Entries shown ->
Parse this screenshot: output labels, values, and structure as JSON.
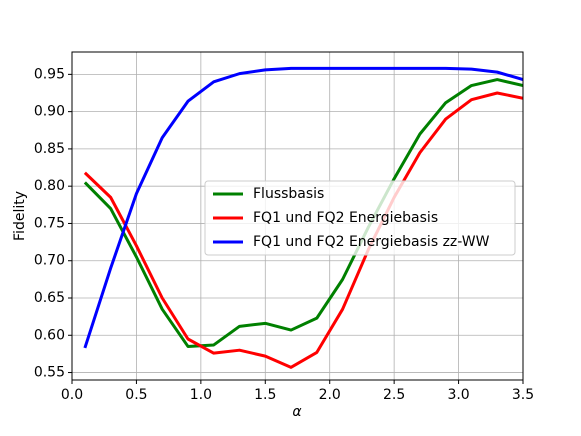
{
  "chart_data": {
    "type": "line",
    "x_label": "α",
    "y_label": "Fidelity",
    "x": [
      0.1,
      0.3,
      0.5,
      0.7,
      0.9,
      1.1,
      1.3,
      1.5,
      1.7,
      1.9,
      2.1,
      2.3,
      2.5,
      2.7,
      2.9,
      3.1,
      3.3,
      3.5
    ],
    "series": [
      {
        "name": "Flussbasis",
        "color": "#008000",
        "values": [
          0.805,
          0.77,
          0.705,
          0.635,
          0.585,
          0.587,
          0.612,
          0.616,
          0.607,
          0.623,
          0.675,
          0.745,
          0.81,
          0.87,
          0.912,
          0.935,
          0.943,
          0.935
        ]
      },
      {
        "name": "FQ1 und FQ2 Energiebasis",
        "color": "#ff0000",
        "values": [
          0.818,
          0.785,
          0.72,
          0.65,
          0.595,
          0.576,
          0.58,
          0.572,
          0.557,
          0.577,
          0.635,
          0.715,
          0.785,
          0.845,
          0.89,
          0.916,
          0.925,
          0.918
        ]
      },
      {
        "name": "FQ1 und FQ2 Energiebasis zz-WW",
        "color": "#0000ff",
        "values": [
          0.583,
          0.69,
          0.79,
          0.865,
          0.914,
          0.94,
          0.951,
          0.956,
          0.958,
          0.958,
          0.958,
          0.958,
          0.958,
          0.958,
          0.958,
          0.957,
          0.953,
          0.943
        ]
      }
    ],
    "xlim": [
      0,
      3.5
    ],
    "ylim": [
      0.54,
      0.98
    ],
    "xticks": [
      {
        "value": 0,
        "label": "0.0"
      },
      {
        "value": 0.5,
        "label": "0.5"
      },
      {
        "value": 1,
        "label": "1.0"
      },
      {
        "value": 1.5,
        "label": "1.5"
      },
      {
        "value": 2,
        "label": "2.0"
      },
      {
        "value": 2.5,
        "label": "2.5"
      },
      {
        "value": 3,
        "label": "3.0"
      },
      {
        "value": 3.5,
        "label": "3.5"
      }
    ],
    "yticks": [
      {
        "value": 0.55,
        "label": "0.55"
      },
      {
        "value": 0.6,
        "label": "0.60"
      },
      {
        "value": 0.65,
        "label": "0.65"
      },
      {
        "value": 0.7,
        "label": "0.70"
      },
      {
        "value": 0.75,
        "label": "0.75"
      },
      {
        "value": 0.8,
        "label": "0.80"
      },
      {
        "value": 0.85,
        "label": "0.85"
      },
      {
        "value": 0.9,
        "label": "0.90"
      },
      {
        "value": 0.95,
        "label": "0.95"
      }
    ],
    "grid": true,
    "legend": "center right"
  }
}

Task objective -> Reproduce all of the material above word for word. Omit the pictures.

Answer below ->
Parse this screenshot: output labels, values, and structure as JSON.
{
  "chart_data": {
    "type": "line",
    "x_label": "α",
    "y_label": "Fidelity",
    "x": [
      0.1,
      0.3,
      0.5,
      0.7,
      0.9,
      1.1,
      1.3,
      1.5,
      1.7,
      1.9,
      2.1,
      2.3,
      2.5,
      2.7,
      2.9,
      3.1,
      3.3,
      3.5
    ],
    "series": [
      {
        "name": "Flussbasis",
        "color": "#008000",
        "values": [
          0.805,
          0.77,
          0.705,
          0.635,
          0.585,
          0.587,
          0.612,
          0.616,
          0.607,
          0.623,
          0.675,
          0.745,
          0.81,
          0.87,
          0.912,
          0.935,
          0.943,
          0.935
        ]
      },
      {
        "name": "FQ1 und FQ2 Energiebasis",
        "color": "#ff0000",
        "values": [
          0.818,
          0.785,
          0.72,
          0.65,
          0.595,
          0.576,
          0.58,
          0.572,
          0.557,
          0.577,
          0.635,
          0.715,
          0.785,
          0.845,
          0.89,
          0.916,
          0.925,
          0.918
        ]
      },
      {
        "name": "FQ1 und FQ2 Energiebasis zz-WW",
        "color": "#0000ff",
        "values": [
          0.583,
          0.69,
          0.79,
          0.865,
          0.914,
          0.94,
          0.951,
          0.956,
          0.958,
          0.958,
          0.958,
          0.958,
          0.958,
          0.958,
          0.958,
          0.957,
          0.953,
          0.943
        ]
      }
    ],
    "xlim": [
      0,
      3.5
    ],
    "ylim": [
      0.54,
      0.98
    ],
    "xticks": [
      {
        "value": 0,
        "label": "0.0"
      },
      {
        "value": 0.5,
        "label": "0.5"
      },
      {
        "value": 1,
        "label": "1.0"
      },
      {
        "value": 1.5,
        "label": "1.5"
      },
      {
        "value": 2,
        "label": "2.0"
      },
      {
        "value": 2.5,
        "label": "2.5"
      },
      {
        "value": 3,
        "label": "3.0"
      },
      {
        "value": 3.5,
        "label": "3.5"
      }
    ],
    "yticks": [
      {
        "value": 0.55,
        "label": "0.55"
      },
      {
        "value": 0.6,
        "label": "0.60"
      },
      {
        "value": 0.65,
        "label": "0.65"
      },
      {
        "value": 0.7,
        "label": "0.70"
      },
      {
        "value": 0.75,
        "label": "0.75"
      },
      {
        "value": 0.8,
        "label": "0.80"
      },
      {
        "value": 0.85,
        "label": "0.85"
      },
      {
        "value": 0.9,
        "label": "0.90"
      },
      {
        "value": 0.95,
        "label": "0.95"
      }
    ],
    "grid": true,
    "legend": "center right"
  }
}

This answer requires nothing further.